**Stated exercise**
Make an exact copy of all the entries, with the pictures left out.

##### Source records

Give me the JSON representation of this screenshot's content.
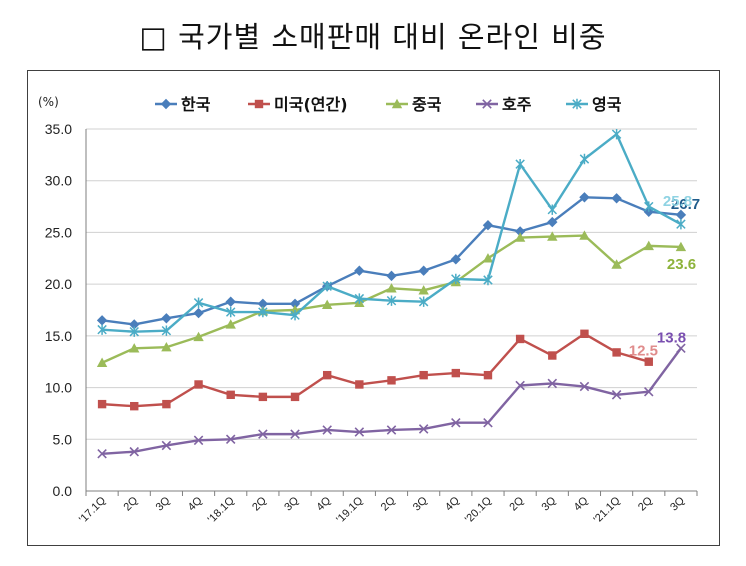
{
  "page_title": "□ 국가별 소매판매 대비 온라인 비중",
  "chart_data": {
    "type": "line",
    "title": "국가별 소매판매 대비 온라인 비중",
    "unit_label": "(%)",
    "ylim": [
      0,
      35
    ],
    "yticks": [
      "0.0",
      "5.0",
      "10.0",
      "15.0",
      "20.0",
      "25.0",
      "30.0",
      "35.0"
    ],
    "categories": [
      "'17.1Q",
      "2Q",
      "3Q",
      "4Q",
      "'18.1Q",
      "2Q",
      "3Q",
      "4Q",
      "'19.1Q",
      "2Q",
      "3Q",
      "4Q",
      "'20.1Q",
      "2Q",
      "3Q",
      "4Q",
      "'21.1Q",
      "2Q",
      "3Q"
    ],
    "legend_position": "top",
    "series": [
      {
        "name": "한국",
        "color": "#4A7EBB",
        "marker": "diamond",
        "values": [
          16.5,
          16.1,
          16.7,
          17.2,
          18.3,
          18.1,
          18.1,
          19.8,
          21.3,
          20.8,
          21.3,
          22.4,
          25.7,
          25.1,
          26.0,
          28.4,
          28.3,
          27.0,
          26.7
        ],
        "end_label": "26.7",
        "label_color": "#1F5C8B"
      },
      {
        "name": "미국(연간)",
        "color": "#C0504D",
        "marker": "square",
        "values": [
          8.4,
          8.2,
          8.4,
          10.3,
          9.3,
          9.1,
          9.1,
          11.2,
          10.3,
          10.7,
          11.2,
          11.4,
          11.2,
          14.7,
          13.1,
          15.2,
          13.4,
          12.5,
          null
        ],
        "end_label": "12.5",
        "label_color": "#E08C8C"
      },
      {
        "name": "중국",
        "color": "#9BBB59",
        "marker": "triangle",
        "values": [
          12.4,
          13.8,
          13.9,
          14.9,
          16.1,
          17.4,
          17.5,
          18.0,
          18.2,
          19.6,
          19.4,
          20.2,
          22.5,
          24.5,
          24.6,
          24.7,
          21.9,
          23.7,
          23.6
        ],
        "end_label": "23.6",
        "label_color": "#8DB33B"
      },
      {
        "name": "호주",
        "color": "#8064A2",
        "marker": "x",
        "values": [
          3.6,
          3.8,
          4.4,
          4.9,
          5.0,
          5.5,
          5.5,
          5.9,
          5.7,
          5.9,
          6.0,
          6.6,
          6.6,
          10.2,
          10.4,
          10.1,
          9.3,
          9.6,
          13.8
        ],
        "end_label": "13.8",
        "label_color": "#7A4FB0"
      },
      {
        "name": "영국",
        "color": "#4BACC6",
        "marker": "star",
        "values": [
          15.6,
          15.4,
          15.5,
          18.2,
          17.3,
          17.3,
          17.0,
          19.8,
          18.6,
          18.4,
          18.3,
          20.5,
          20.4,
          31.6,
          27.2,
          32.1,
          34.5,
          27.5,
          25.8
        ],
        "end_label": "25.8",
        "label_color": "#8FD3E3"
      }
    ]
  }
}
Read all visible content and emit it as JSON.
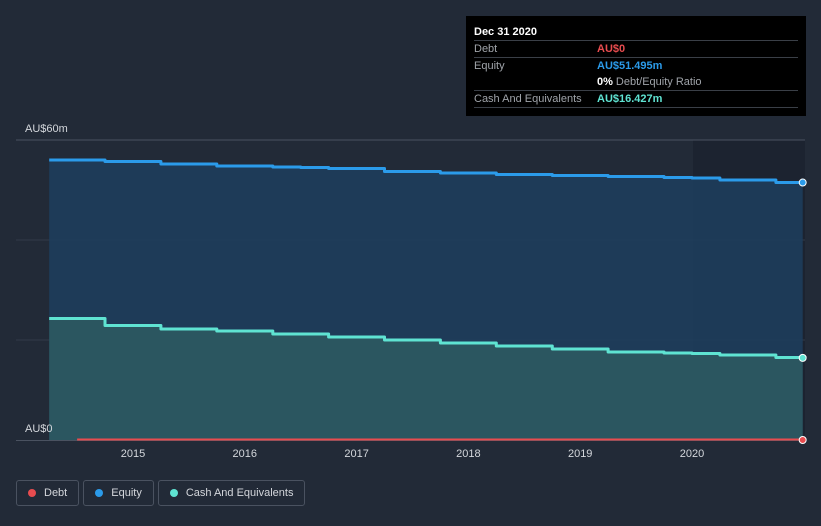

##########

**Reply to the exercise**
Give me the JSON representation of this screenshot's content.
{
  "page_title": "□ 국가별 소매판매 대비 온라인 비중",
  "chart_data": {
    "type": "line",
    "title": "국가별 소매판매 대비 온라인 비중",
    "unit_label": "(%)",
    "ylim": [
      0,
      35
    ],
    "yticks": [
      "0.0",
      "5.0",
      "10.0",
      "15.0",
      "20.0",
      "25.0",
      "30.0",
      "35.0"
    ],
    "categories": [
      "'17.1Q",
      "2Q",
      "3Q",
      "4Q",
      "'18.1Q",
      "2Q",
      "3Q",
      "4Q",
      "'19.1Q",
      "2Q",
      "3Q",
      "4Q",
      "'20.1Q",
      "2Q",
      "3Q",
      "4Q",
      "'21.1Q",
      "2Q",
      "3Q"
    ],
    "legend_position": "top",
    "series": [
      {
        "name": "한국",
        "color": "#4A7EBB",
        "marker": "diamond",
        "values": [
          16.5,
          16.1,
          16.7,
          17.2,
          18.3,
          18.1,
          18.1,
          19.8,
          21.3,
          20.8,
          21.3,
          22.4,
          25.7,
          25.1,
          26.0,
          28.4,
          28.3,
          27.0,
          26.7
        ],
        "end_label": "26.7",
        "label_color": "#1F5C8B"
      },
      {
        "name": "미국(연간)",
        "color": "#C0504D",
        "marker": "square",
        "values": [
          8.4,
          8.2,
          8.4,
          10.3,
          9.3,
          9.1,
          9.1,
          11.2,
          10.3,
          10.7,
          11.2,
          11.4,
          11.2,
          14.7,
          13.1,
          15.2,
          13.4,
          12.5,
          null
        ],
        "end_label": "12.5",
        "label_color": "#E08C8C"
      },
      {
        "name": "중국",
        "color": "#9BBB59",
        "marker": "triangle",
        "values": [
          12.4,
          13.8,
          13.9,
          14.9,
          16.1,
          17.4,
          17.5,
          18.0,
          18.2,
          19.6,
          19.4,
          20.2,
          22.5,
          24.5,
          24.6,
          24.7,
          21.9,
          23.7,
          23.6
        ],
        "end_label": "23.6",
        "label_color": "#8DB33B"
      },
      {
        "name": "호주",
        "color": "#8064A2",
        "marker": "x",
        "values": [
          3.6,
          3.8,
          4.4,
          4.9,
          5.0,
          5.5,
          5.5,
          5.9,
          5.7,
          5.9,
          6.0,
          6.6,
          6.6,
          10.2,
          10.4,
          10.1,
          9.3,
          9.6,
          13.8
        ],
        "end_label": "13.8",
        "label_color": "#7A4FB0"
      },
      {
        "name": "영국",
        "color": "#4BACC6",
        "marker": "star",
        "values": [
          15.6,
          15.4,
          15.5,
          18.2,
          17.3,
          17.3,
          17.0,
          19.8,
          18.6,
          18.4,
          18.3,
          20.5,
          20.4,
          31.6,
          27.2,
          32.1,
          34.5,
          27.5,
          25.8
        ],
        "end_label": "25.8",
        "label_color": "#8FD3E3"
      }
    ]
  }
}
Read all visible content and emit it as JSON.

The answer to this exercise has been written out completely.